(GIVEN EXERCISE) Track down the lines that contain "upright" and copy them.
[START OF SOURCE MATERIAL]
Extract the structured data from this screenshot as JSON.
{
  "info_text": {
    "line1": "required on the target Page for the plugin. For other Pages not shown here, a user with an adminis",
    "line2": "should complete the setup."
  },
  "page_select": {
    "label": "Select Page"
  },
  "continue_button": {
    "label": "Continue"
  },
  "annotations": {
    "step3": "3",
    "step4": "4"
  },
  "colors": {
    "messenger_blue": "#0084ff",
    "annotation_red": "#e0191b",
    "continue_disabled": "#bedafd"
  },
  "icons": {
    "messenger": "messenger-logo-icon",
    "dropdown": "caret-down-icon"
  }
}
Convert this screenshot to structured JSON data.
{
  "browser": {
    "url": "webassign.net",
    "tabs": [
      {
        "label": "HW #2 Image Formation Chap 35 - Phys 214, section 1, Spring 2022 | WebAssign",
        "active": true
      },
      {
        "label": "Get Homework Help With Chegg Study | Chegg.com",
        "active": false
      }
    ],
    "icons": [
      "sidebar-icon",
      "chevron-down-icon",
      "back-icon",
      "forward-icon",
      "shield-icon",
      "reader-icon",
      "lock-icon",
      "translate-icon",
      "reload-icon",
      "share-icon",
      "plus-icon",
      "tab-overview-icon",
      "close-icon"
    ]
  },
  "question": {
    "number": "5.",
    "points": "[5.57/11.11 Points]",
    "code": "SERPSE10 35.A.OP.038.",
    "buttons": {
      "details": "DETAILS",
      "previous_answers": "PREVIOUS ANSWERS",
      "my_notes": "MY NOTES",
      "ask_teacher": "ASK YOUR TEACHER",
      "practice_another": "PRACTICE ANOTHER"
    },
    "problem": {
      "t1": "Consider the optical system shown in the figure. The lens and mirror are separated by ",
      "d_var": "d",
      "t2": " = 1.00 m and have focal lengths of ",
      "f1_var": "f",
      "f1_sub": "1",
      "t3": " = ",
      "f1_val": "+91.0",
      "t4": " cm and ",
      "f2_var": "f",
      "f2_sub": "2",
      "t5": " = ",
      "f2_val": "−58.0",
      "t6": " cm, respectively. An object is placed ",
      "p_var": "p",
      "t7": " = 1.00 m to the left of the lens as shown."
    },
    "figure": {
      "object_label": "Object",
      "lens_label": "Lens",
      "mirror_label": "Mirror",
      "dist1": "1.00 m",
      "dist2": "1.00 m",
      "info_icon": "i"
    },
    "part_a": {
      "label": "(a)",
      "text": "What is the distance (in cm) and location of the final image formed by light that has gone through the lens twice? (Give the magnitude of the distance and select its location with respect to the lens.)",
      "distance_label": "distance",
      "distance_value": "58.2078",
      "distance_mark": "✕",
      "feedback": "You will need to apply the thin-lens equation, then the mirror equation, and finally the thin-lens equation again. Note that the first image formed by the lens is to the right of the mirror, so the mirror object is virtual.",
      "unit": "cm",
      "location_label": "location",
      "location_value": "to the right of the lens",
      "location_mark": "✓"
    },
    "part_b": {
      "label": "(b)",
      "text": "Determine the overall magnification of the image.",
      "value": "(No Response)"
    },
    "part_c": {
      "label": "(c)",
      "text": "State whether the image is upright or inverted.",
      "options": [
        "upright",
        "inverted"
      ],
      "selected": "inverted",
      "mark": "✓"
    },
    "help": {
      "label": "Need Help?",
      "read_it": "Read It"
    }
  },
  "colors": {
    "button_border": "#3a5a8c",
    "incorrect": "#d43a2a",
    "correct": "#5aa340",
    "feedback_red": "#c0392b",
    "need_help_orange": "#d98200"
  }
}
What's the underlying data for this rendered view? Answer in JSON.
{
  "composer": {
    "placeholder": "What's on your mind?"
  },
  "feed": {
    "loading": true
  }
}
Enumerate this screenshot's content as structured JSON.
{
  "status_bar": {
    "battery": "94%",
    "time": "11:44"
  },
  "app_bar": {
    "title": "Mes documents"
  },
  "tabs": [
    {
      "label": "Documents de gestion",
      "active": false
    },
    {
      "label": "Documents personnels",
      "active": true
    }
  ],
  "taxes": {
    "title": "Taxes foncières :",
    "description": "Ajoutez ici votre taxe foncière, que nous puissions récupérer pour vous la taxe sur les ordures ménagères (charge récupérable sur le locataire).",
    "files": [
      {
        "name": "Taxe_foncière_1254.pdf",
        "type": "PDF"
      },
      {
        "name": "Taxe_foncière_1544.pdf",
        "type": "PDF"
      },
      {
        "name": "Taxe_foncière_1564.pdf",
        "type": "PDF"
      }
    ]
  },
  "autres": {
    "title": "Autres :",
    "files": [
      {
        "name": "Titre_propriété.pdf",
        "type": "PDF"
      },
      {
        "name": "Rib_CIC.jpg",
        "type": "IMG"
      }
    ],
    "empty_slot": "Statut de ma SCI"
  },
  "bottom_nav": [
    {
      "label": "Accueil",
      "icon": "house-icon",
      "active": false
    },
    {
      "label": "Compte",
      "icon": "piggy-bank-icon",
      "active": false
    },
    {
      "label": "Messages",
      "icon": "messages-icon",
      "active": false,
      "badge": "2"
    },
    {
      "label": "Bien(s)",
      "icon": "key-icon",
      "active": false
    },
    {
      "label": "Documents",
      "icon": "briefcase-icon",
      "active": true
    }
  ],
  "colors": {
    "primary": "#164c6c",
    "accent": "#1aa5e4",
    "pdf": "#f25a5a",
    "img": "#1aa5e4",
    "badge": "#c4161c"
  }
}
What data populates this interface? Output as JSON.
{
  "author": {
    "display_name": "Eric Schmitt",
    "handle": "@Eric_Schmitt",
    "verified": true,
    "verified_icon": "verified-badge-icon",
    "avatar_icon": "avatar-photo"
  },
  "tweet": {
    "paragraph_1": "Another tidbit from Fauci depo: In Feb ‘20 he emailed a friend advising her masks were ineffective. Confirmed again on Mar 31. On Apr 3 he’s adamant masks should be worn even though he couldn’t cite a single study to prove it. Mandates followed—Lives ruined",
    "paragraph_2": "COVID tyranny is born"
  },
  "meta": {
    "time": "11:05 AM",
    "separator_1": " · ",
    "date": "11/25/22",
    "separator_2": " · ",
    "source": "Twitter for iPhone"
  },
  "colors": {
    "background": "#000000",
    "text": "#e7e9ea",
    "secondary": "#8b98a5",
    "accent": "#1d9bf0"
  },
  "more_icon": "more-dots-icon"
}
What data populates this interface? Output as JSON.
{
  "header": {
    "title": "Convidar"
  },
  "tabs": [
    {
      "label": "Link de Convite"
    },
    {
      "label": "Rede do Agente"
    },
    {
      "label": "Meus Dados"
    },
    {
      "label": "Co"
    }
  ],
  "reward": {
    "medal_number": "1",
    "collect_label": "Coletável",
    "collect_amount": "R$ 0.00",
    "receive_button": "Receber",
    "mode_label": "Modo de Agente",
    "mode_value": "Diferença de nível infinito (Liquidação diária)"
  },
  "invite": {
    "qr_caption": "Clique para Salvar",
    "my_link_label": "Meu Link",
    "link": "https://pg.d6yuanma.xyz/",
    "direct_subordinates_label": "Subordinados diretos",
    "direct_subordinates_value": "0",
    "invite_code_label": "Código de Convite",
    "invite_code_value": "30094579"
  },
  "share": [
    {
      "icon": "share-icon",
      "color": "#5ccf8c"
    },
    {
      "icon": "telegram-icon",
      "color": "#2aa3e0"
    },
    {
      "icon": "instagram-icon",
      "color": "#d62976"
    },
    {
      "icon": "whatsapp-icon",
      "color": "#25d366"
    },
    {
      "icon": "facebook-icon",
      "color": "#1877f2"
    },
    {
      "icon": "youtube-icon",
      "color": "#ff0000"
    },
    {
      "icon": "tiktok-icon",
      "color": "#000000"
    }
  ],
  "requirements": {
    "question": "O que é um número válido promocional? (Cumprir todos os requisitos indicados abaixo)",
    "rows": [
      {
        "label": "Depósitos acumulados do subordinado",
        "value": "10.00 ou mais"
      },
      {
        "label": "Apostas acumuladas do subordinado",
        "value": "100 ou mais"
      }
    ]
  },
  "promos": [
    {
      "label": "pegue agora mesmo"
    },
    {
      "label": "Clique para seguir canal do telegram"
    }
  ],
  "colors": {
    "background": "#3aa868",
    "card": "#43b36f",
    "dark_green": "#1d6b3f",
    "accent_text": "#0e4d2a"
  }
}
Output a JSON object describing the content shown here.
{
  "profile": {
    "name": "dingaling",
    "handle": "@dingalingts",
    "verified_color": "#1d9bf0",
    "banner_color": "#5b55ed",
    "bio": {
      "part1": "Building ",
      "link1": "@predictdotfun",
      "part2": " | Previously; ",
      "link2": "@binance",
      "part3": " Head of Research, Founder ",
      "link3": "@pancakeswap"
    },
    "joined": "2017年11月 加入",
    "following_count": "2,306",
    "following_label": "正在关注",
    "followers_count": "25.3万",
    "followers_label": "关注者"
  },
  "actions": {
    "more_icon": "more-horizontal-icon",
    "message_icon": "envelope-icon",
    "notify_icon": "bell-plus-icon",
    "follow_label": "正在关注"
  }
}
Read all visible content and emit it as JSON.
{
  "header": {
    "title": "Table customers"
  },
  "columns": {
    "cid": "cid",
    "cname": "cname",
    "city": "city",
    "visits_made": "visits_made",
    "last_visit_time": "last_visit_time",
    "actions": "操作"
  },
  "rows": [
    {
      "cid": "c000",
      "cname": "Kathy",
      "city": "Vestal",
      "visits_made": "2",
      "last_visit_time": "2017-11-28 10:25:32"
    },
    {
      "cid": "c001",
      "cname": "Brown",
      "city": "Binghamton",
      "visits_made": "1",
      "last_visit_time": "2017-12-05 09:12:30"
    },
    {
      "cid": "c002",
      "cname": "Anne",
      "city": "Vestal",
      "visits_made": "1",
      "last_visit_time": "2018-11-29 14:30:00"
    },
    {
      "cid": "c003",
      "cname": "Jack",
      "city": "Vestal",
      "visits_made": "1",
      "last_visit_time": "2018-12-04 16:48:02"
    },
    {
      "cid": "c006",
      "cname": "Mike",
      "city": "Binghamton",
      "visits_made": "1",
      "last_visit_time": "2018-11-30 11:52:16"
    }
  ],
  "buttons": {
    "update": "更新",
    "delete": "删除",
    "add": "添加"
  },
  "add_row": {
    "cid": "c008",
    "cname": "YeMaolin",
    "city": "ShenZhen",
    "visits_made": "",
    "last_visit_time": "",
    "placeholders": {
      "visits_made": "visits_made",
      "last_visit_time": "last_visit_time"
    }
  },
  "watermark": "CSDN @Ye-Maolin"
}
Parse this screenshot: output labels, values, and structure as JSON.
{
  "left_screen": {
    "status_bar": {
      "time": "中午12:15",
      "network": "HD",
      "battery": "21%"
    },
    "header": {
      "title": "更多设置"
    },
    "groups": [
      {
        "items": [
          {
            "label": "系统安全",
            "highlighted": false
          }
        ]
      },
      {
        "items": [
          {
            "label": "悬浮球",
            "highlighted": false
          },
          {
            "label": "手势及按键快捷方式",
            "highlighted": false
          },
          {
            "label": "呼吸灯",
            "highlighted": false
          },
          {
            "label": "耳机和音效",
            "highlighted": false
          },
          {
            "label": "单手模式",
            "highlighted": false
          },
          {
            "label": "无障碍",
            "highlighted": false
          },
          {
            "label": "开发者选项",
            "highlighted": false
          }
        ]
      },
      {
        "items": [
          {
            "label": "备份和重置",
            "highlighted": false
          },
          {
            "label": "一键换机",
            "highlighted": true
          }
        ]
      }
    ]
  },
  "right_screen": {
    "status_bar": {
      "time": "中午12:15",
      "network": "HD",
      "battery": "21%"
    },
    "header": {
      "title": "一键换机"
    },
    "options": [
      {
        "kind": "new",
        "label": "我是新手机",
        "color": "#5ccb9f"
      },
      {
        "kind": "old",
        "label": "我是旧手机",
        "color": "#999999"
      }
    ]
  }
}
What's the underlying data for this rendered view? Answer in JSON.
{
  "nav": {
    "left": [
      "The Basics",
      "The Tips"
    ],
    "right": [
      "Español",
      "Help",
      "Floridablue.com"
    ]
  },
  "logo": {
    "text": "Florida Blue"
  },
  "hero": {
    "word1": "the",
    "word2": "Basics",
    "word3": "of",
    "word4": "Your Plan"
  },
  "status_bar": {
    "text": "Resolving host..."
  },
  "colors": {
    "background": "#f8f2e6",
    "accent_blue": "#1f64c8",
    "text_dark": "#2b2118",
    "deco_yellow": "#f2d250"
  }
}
[END OF SOURCE MATERIAL]
(RESPONSE)
      "text": "State whether the image is upright or inverted.",
        "upright",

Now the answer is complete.